* **What is being asked**:
Transcribe every line of the entries below, changing nothing.

── Given entries

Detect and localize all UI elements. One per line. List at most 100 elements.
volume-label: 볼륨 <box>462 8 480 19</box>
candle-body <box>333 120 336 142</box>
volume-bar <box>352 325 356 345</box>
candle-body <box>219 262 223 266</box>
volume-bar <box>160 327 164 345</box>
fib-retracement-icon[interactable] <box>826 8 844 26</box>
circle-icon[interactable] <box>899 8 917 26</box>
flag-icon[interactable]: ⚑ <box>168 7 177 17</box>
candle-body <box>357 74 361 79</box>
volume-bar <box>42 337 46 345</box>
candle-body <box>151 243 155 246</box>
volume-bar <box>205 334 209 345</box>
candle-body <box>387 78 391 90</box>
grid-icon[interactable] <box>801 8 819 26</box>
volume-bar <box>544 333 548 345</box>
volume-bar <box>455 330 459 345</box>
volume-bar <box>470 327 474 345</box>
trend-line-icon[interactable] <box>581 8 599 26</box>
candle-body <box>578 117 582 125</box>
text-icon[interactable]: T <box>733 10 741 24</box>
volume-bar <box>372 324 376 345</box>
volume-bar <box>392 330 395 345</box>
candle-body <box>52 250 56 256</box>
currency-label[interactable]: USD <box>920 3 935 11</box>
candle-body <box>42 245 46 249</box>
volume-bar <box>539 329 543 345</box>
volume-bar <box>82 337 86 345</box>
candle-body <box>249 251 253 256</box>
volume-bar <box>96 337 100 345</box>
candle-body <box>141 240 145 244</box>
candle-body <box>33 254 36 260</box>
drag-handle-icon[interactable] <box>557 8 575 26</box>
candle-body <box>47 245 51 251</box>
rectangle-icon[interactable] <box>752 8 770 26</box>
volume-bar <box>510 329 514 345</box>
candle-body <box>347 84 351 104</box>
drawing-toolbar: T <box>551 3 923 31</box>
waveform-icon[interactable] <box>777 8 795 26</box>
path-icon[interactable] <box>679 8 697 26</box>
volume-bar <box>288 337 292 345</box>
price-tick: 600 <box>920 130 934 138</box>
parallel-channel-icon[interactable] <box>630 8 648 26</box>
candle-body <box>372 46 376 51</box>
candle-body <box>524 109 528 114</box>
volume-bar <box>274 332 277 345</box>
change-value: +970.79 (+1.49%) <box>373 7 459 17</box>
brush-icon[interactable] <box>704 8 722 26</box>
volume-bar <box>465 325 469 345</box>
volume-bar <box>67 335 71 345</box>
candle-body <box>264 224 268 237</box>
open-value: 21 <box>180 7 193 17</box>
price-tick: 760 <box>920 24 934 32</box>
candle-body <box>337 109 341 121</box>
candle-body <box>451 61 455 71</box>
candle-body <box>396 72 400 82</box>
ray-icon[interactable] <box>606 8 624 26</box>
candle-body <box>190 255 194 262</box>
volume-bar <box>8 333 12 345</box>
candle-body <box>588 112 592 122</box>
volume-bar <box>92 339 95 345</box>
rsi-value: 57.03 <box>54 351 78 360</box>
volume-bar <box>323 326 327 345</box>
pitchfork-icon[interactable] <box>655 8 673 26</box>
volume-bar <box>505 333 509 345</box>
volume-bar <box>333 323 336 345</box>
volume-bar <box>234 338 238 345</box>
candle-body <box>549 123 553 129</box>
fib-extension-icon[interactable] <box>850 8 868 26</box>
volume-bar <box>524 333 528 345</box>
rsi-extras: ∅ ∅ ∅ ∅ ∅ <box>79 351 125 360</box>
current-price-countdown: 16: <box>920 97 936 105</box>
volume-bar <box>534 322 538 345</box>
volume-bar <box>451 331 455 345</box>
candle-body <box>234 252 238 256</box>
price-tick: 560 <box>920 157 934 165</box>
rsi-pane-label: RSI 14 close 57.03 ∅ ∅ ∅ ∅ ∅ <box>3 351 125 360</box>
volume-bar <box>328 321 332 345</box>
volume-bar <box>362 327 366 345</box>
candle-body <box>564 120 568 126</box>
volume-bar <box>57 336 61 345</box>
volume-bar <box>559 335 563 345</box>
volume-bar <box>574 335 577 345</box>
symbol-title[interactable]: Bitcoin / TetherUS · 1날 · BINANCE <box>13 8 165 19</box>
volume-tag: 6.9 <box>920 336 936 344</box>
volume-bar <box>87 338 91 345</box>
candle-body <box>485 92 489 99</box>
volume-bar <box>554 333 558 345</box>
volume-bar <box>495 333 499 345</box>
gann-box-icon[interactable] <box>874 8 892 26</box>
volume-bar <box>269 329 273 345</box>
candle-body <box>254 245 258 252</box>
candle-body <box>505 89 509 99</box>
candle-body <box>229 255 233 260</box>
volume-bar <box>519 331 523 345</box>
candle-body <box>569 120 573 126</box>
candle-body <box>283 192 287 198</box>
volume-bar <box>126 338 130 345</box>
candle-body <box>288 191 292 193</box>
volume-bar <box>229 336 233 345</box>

────

* **Output of the exercise**:
Detect and localize all UI elements. One per line. List at most 100 elements.
volume-label: 볼륨 <box>462 8 480 19</box>
candle-body <box>333 120 336 142</box>
volume-bar <box>352 325 356 345</box>
candle-body <box>219 262 223 266</box>
volume-bar <box>160 327 164 345</box>
fib-retracement-icon[interactable] <box>826 8 844 26</box>
circle-icon[interactable] <box>899 8 917 26</box>
flag-icon[interactable]: ⚑ <box>168 7 177 17</box>
candle-body <box>357 74 361 79</box>
volume-bar <box>42 337 46 345</box>
candle-body <box>151 243 155 246</box>
volume-bar <box>205 334 209 345</box>
candle-body <box>387 78 391 90</box>
grid-icon[interactable] <box>801 8 819 26</box>
volume-bar <box>544 333 548 345</box>
volume-bar <box>455 330 459 345</box>
volume-bar <box>470 327 474 345</box>
trend-line-icon[interactable] <box>581 8 599 26</box>
candle-body <box>578 117 582 125</box>
text-icon[interactable]: T <box>733 10 741 24</box>
volume-bar <box>372 324 376 345</box>
volume-bar <box>392 330 395 345</box>
candle-body <box>52 250 56 256</box>
currency-label[interactable]: USD <box>920 3 935 11</box>
candle-body <box>42 245 46 249</box>
volume-bar <box>539 329 543 345</box>
volume-bar <box>82 337 86 345</box>
candle-body <box>249 251 253 256</box>
volume-bar <box>96 337 100 345</box>
candle-body <box>141 240 145 244</box>
candle-body <box>33 254 36 260</box>
drag-handle-icon[interactable] <box>557 8 575 26</box>
candle-body <box>47 245 51 251</box>
rectangle-icon[interactable] <box>752 8 770 26</box>
volume-bar <box>510 329 514 345</box>
candle-body <box>347 84 351 104</box>
drawing-toolbar: T <box>551 3 923 31</box>
waveform-icon[interactable] <box>777 8 795 26</box>
path-icon[interactable] <box>679 8 697 26</box>
volume-bar <box>288 337 292 345</box>
price-tick: 600 <box>920 130 934 138</box>
parallel-channel-icon[interactable] <box>630 8 648 26</box>
candle-body <box>372 46 376 51</box>
candle-body <box>524 109 528 114</box>
volume-bar <box>274 332 277 345</box>
change-value: +970.79 (+1.49%) <box>373 7 459 17</box>
brush-icon[interactable] <box>704 8 722 26</box>
volume-bar <box>465 325 469 345</box>
volume-bar <box>67 335 71 345</box>
candle-body <box>264 224 268 237</box>
open-value: 21 <box>180 7 193 17</box>
price-tick: 760 <box>920 24 934 32</box>
candle-body <box>337 109 341 121</box>
candle-body <box>451 61 455 71</box>
candle-body <box>396 72 400 82</box>
ray-icon[interactable] <box>606 8 624 26</box>
candle-body <box>190 255 194 262</box>
volume-bar <box>8 333 12 345</box>
candle-body <box>588 112 592 122</box>
volume-bar <box>92 339 95 345</box>
rsi-value: 57.03 <box>54 351 78 360</box>
volume-bar <box>323 326 327 345</box>
pitchfork-icon[interactable] <box>655 8 673 26</box>
volume-bar <box>505 333 509 345</box>
volume-bar <box>333 323 336 345</box>
volume-bar <box>234 338 238 345</box>
candle-body <box>549 123 553 129</box>
fib-extension-icon[interactable] <box>850 8 868 26</box>
volume-bar <box>524 333 528 345</box>
rsi-extras: ∅ ∅ ∅ ∅ ∅ <box>79 351 125 360</box>
current-price-countdown: 16: <box>920 97 936 105</box>
volume-bar <box>534 322 538 345</box>
volume-bar <box>451 331 455 345</box>
candle-body <box>234 252 238 256</box>
price-tick: 560 <box>920 157 934 165</box>
rsi-pane-label: RSI 14 close 57.03 ∅ ∅ ∅ ∅ ∅ <box>3 351 125 360</box>
volume-bar <box>328 321 332 345</box>
volume-bar <box>362 327 366 345</box>
candle-body <box>564 120 568 126</box>
volume-bar <box>57 336 61 345</box>
volume-bar <box>559 335 563 345</box>
volume-bar <box>574 335 577 345</box>
symbol-title[interactable]: Bitcoin / TetherUS · 1날 · BINANCE <box>13 8 165 19</box>
volume-tag: 6.9 <box>920 336 936 344</box>
volume-bar <box>87 338 91 345</box>
candle-body <box>485 92 489 99</box>
volume-bar <box>554 333 558 345</box>
volume-bar <box>495 333 499 345</box>
gann-box-icon[interactable] <box>874 8 892 26</box>
volume-bar <box>269 329 273 345</box>
candle-body <box>254 245 258 252</box>
candle-body <box>505 89 509 99</box>
candle-body <box>229 255 233 260</box>
volume-bar <box>519 331 523 345</box>
candle-body <box>569 120 573 126</box>
candle-body <box>283 192 287 198</box>
volume-bar <box>126 338 130 345</box>
candle-body <box>288 191 292 193</box>
volume-bar <box>229 336 233 345</box>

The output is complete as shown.